::: Raw records

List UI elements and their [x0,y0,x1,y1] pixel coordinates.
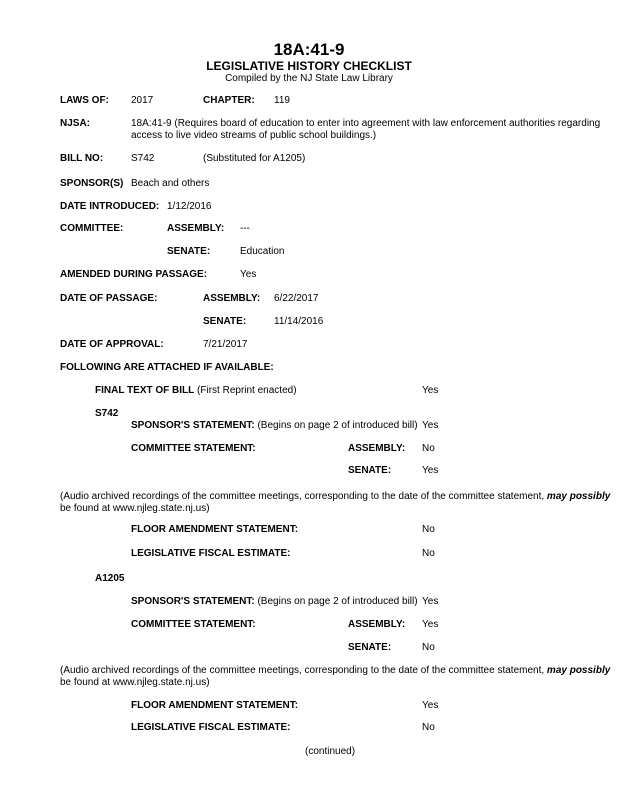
s742-committee-assembly-value: No [422,443,435,454]
s742-fiscal-label: LEGISLATIVE FISCAL ESTIMATE: [131,548,291,559]
passage-assembly-value: 6/22/2017 [274,293,319,304]
bill-no-note: (Substituted for A1205) [203,153,306,164]
a1205-sponsor-label: SPONSOR'S STATEMENT: [131,596,255,607]
a1205-sponsor-note: (Begins on page 2 of introduced bill) [257,596,418,607]
njsa-line-2: access to live video streams of public school buildings.) [131,130,377,141]
s742-floor-value: No [422,524,435,535]
bill-no-label: BILL NO: [60,153,104,164]
passage-label: DATE OF PASSAGE: [60,293,158,304]
a1205-audio-text: (Audio archived recordings of the committee meetings, corresponding to the date of the committee statement, [60,665,545,676]
a1205-committee-label: COMMITTEE STATEMENT: [131,619,256,630]
amended-value: Yes [240,269,257,280]
njsa-line-1: 18A:41-9 (Requires board of education to enter into agreement with law enforcement authorities regarding [131,118,601,129]
a1205-committee-assembly-value: Yes [422,619,439,630]
committee-label: COMMITTEE: [60,223,124,234]
final-text-row [95,385,297,397]
committee-assembly-value: --- [240,223,250,234]
a1205-committee-assembly-label: ASSEMBLY: [348,619,406,630]
a1205-audio-emphasis: may possibly [546,665,611,676]
committee-senate-label: SENATE: [167,246,211,257]
s742-sponsor-row [131,420,418,432]
s742-audio-line-2: be found at www.njleg.state.nj.us) [60,503,210,514]
s742-sponsor-label: SPONSOR'S STATEMENT: [131,420,255,431]
laws-of-label: LAWS OF: [60,95,109,106]
continued-note: (continued) [305,746,356,757]
final-text-label: FINAL TEXT OF BILL [95,385,195,396]
a1205-fiscal-label: LEGISLATIVE FISCAL ESTIMATE: [131,722,291,733]
s742-fiscal-value: No [422,548,435,559]
s742-sponsor-note: (Begins on page 2 of introduced bill) [257,420,418,431]
amended-label: AMENDED DURING PASSAGE: [60,269,208,280]
a1205-floor-label: FLOOR AMENDMENT STATEMENT: [131,700,299,711]
page-subtitle: LEGISLATIVE HISTORY CHECKLIST [206,59,412,73]
s742-committee-senate-value: Yes [422,465,439,476]
s742-heading: S742 [95,408,119,419]
approval-value: 7/21/2017 [203,339,248,350]
njsa-label: NJSA: [60,118,91,129]
s742-floor-label: FLOOR AMENDMENT STATEMENT: [131,524,299,535]
a1205-heading: A1205 [95,573,125,584]
a1205-audio-line-2: be found at www.njleg.state.nj.us) [60,677,210,688]
laws-of-value: 2017 [131,95,154,106]
a1205-sponsor-value: Yes [422,596,439,607]
final-text-note: (First Reprint enacted) [197,385,297,396]
s742-committee-assembly-label: ASSEMBLY: [348,443,406,454]
s742-audio-line-1 [60,491,610,503]
s742-committee-senate-label: SENATE: [348,465,392,476]
s742-committee-label: COMMITTEE STATEMENT: [131,443,256,454]
a1205-fiscal-value: No [422,722,435,733]
passage-senate-value: 11/14/2016 [274,316,324,327]
passage-senate-label: SENATE: [203,316,247,327]
final-text-value: Yes [422,385,439,396]
compiled-by: Compiled by the NJ State Law Library [225,73,393,84]
attached-heading: FOLLOWING ARE ATTACHED IF AVAILABLE: [60,362,274,373]
passage-assembly-label: ASSEMBLY: [203,293,261,304]
s742-audio-emphasis: may possibly [546,491,611,502]
committee-senate-value: Education [240,246,285,257]
s742-sponsor-value: Yes [422,420,439,431]
chapter-value: 119 [274,95,290,106]
a1205-audio-line-1 [60,665,610,677]
approval-label: DATE OF APPROVAL: [60,339,164,350]
date-introduced-value: 1/12/2016 [167,201,212,212]
s742-audio-text: (Audio archived recordings of the committee meetings, corresponding to the date of the committee statement, [60,491,545,502]
page-title: 18A:41-9 [273,40,345,59]
chapter-label: CHAPTER: [203,95,255,106]
sponsors-label: SPONSOR(S) [60,178,124,189]
a1205-committee-senate-label: SENATE: [348,642,392,653]
committee-assembly-label: ASSEMBLY: [167,223,225,234]
sponsors-value: Beach and others [131,178,210,189]
a1205-committee-senate-value: No [422,642,435,653]
bill-no-value: S742 [131,153,155,164]
date-introduced-label: DATE INTRODUCED: [60,201,160,212]
a1205-floor-value: Yes [422,700,439,711]
a1205-sponsor-row [131,596,418,608]
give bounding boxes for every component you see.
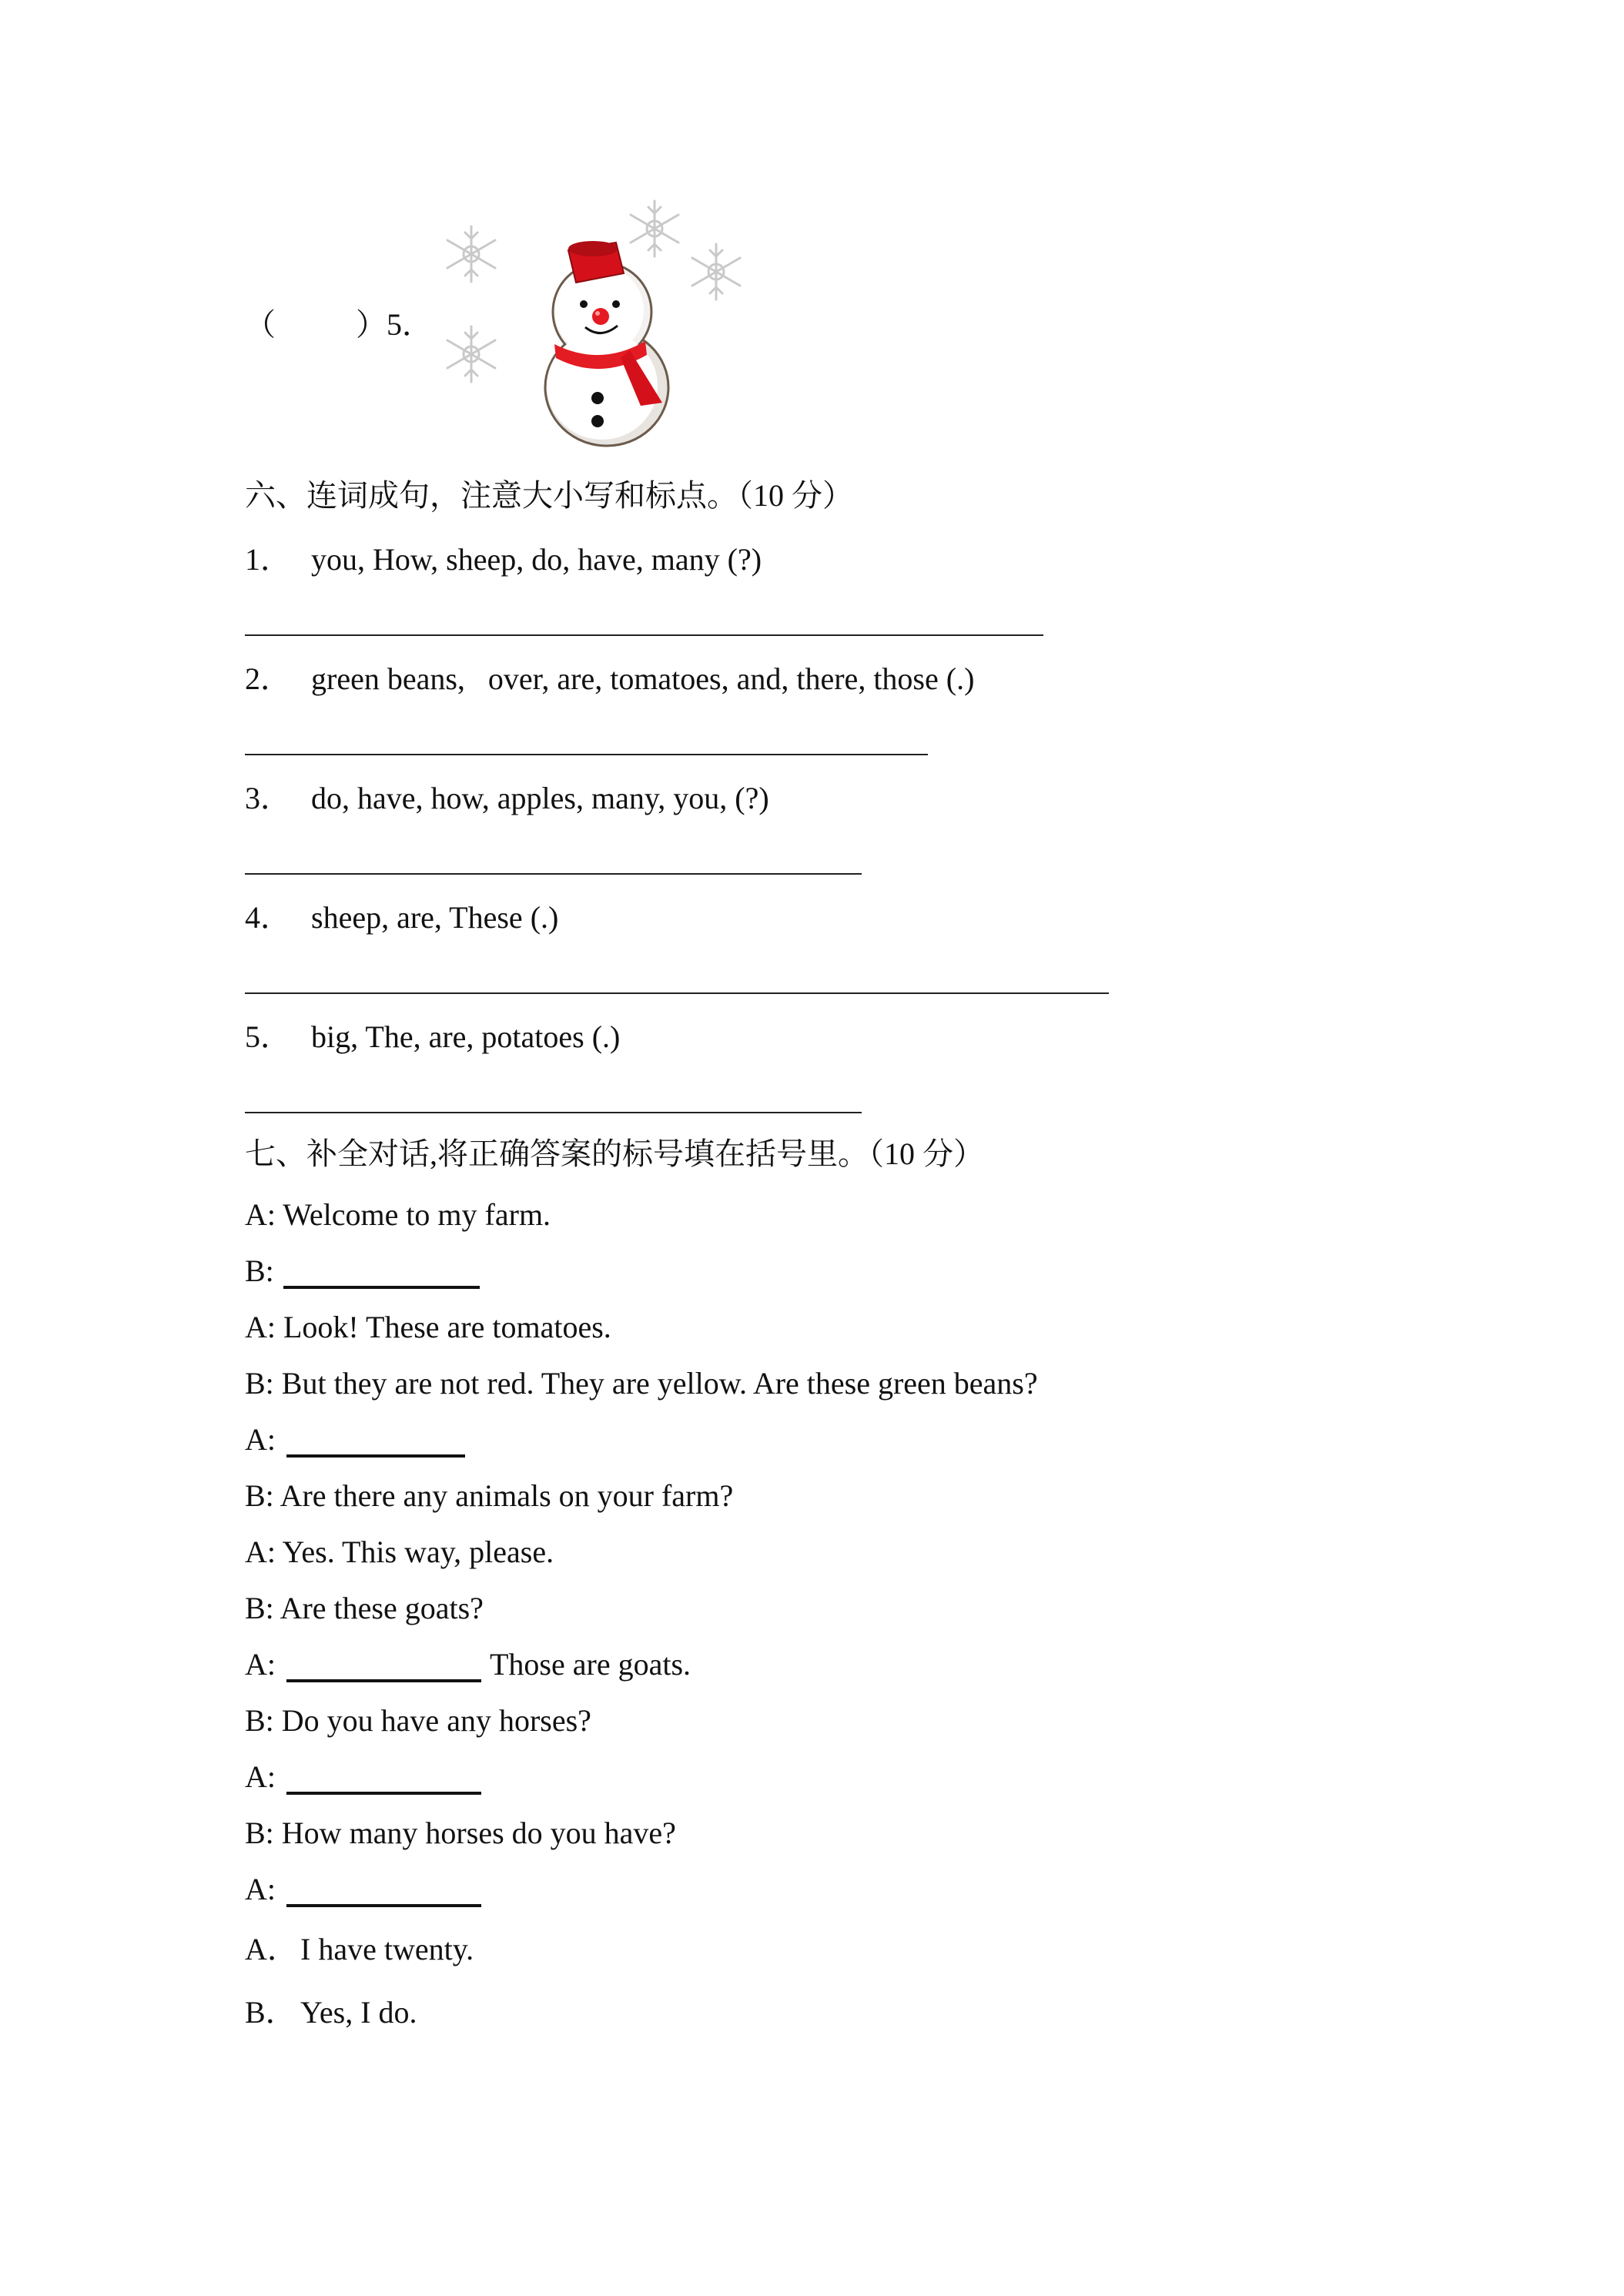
option-a-text: I have twenty.	[300, 1932, 474, 1966]
q5-paren-left: （	[245, 307, 276, 342]
s6-item-2-text: green beans, over, are, tomatoes, and, there, those (.)	[311, 661, 975, 696]
dialogue-line: B: How many horses do you have?	[245, 1816, 676, 1850]
dialogue-answer-blank[interactable]	[286, 1454, 465, 1458]
dialogue-answer-blank[interactable]	[286, 1792, 481, 1795]
dialogue-line: B: Are there any animals on your farm?	[245, 1478, 734, 1513]
dialogue-line: A: Welcome to my farm.	[245, 1197, 551, 1232]
s6-item-4-text: sheep, are, These (.)	[311, 900, 559, 935]
dialogue-line: A: Look! These are tomatoes.	[245, 1310, 611, 1344]
dialogue-line-continuation: Those are goats.	[490, 1647, 691, 1682]
snowflake-icon	[692, 244, 740, 300]
s6-item-2-answer-line[interactable]	[245, 754, 928, 755]
snowflake-icon	[447, 326, 495, 382]
snowflake-icon	[631, 201, 678, 256]
dialogue-answer-blank[interactable]	[283, 1286, 480, 1289]
snowflake-icon	[447, 226, 495, 282]
dialogue-line: B: Do you have any horses?	[245, 1703, 591, 1738]
section-6-title: 六、连词成句，注意大小写和标点。（10 分）	[245, 478, 853, 513]
dialogue-line: A:	[245, 1872, 283, 1906]
option-b-letter: B．	[245, 1995, 296, 2030]
s6-item-1-text: you, How, sheep, do, have, many (?)	[311, 542, 762, 577]
s6-item-3-text: do, have, how, apples, many, you, (?)	[311, 781, 769, 815]
s6-item-4-answer-line[interactable]	[245, 992, 1109, 994]
option-b-text: Yes, I do.	[300, 1995, 417, 2030]
s6-item-1-number: 1．	[245, 542, 291, 577]
s6-item-5-number: 5．	[245, 1019, 291, 1054]
option-a-letter: A．	[245, 1932, 298, 1966]
dialogue-line: B:	[245, 1253, 282, 1288]
dialogue-answer-blank[interactable]	[286, 1679, 481, 1682]
s6-item-5-text: big, The, are, potatoes (.)	[311, 1019, 621, 1054]
snowman-icon	[545, 241, 668, 446]
s6-item-3-number: 3．	[245, 781, 291, 815]
dialogue-line: A:	[245, 1647, 283, 1682]
s6-item-4-number: 4．	[245, 900, 291, 935]
dialogue-line: A: Yes. This way, please.	[245, 1535, 554, 1569]
s6-item-5-answer-line[interactable]	[245, 1112, 862, 1113]
q5-paren-right: ）5．	[356, 307, 433, 342]
s6-item-2-number: 2．	[245, 661, 291, 696]
section-7-title: 七、补全对话,将正确答案的标号填在括号里。（10 分）	[245, 1136, 984, 1171]
s6-item-3-answer-line[interactable]	[245, 873, 862, 875]
s6-item-1-answer-line[interactable]	[245, 634, 1043, 636]
dialogue-line: A:	[245, 1422, 283, 1457]
dialogue-line: B: Are these goats?	[245, 1591, 484, 1625]
dialogue-line: B: But they are not red. They are yellow. Are these green beans?	[245, 1366, 1038, 1401]
snowman-picture	[439, 196, 762, 458]
dialogue-line: A:	[245, 1759, 283, 1794]
dialogue-answer-blank[interactable]	[286, 1904, 481, 1907]
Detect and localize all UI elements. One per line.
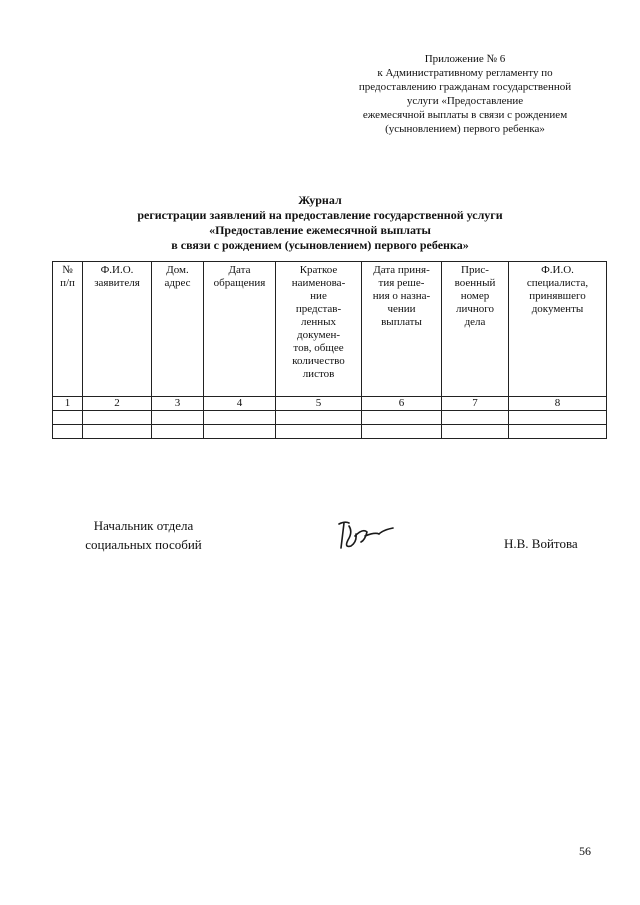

::::::

* **Directions for this task**
Reproduce the lines from the line with "s742-committee-assembly-value: No [422,443,435,454]" up to and including the line with "amended-value: Yes [240,269,257,280]".

* **Response below**
s742-committee-assembly-value: No [422,443,435,454]
s742-fiscal-label: LEGISLATIVE FISCAL ESTIMATE: [131,548,291,559]
passage-assembly-value: 6/22/2017 [274,293,319,304]
bill-no-note: (Substituted for A1205) [203,153,306,164]
a1205-sponsor-label: SPONSOR'S STATEMENT: [131,596,255,607]
a1205-sponsor-note: (Begins on page 2 of introduced bill) [257,596,418,607]
njsa-line-2: access to live video streams of public school buildings.) [131,130,377,141]
s742-floor-value: No [422,524,435,535]
bill-no-label: BILL NO: [60,153,104,164]
passage-label: DATE OF PASSAGE: [60,293,158,304]
a1205-audio-text: (Audio archived recordings of the committee meetings, corresponding to the date of the committee statement, [60,665,545,676]
a1205-committee-label: COMMITTEE STATEMENT: [131,619,256,630]
amended-value: Yes [240,269,257,280]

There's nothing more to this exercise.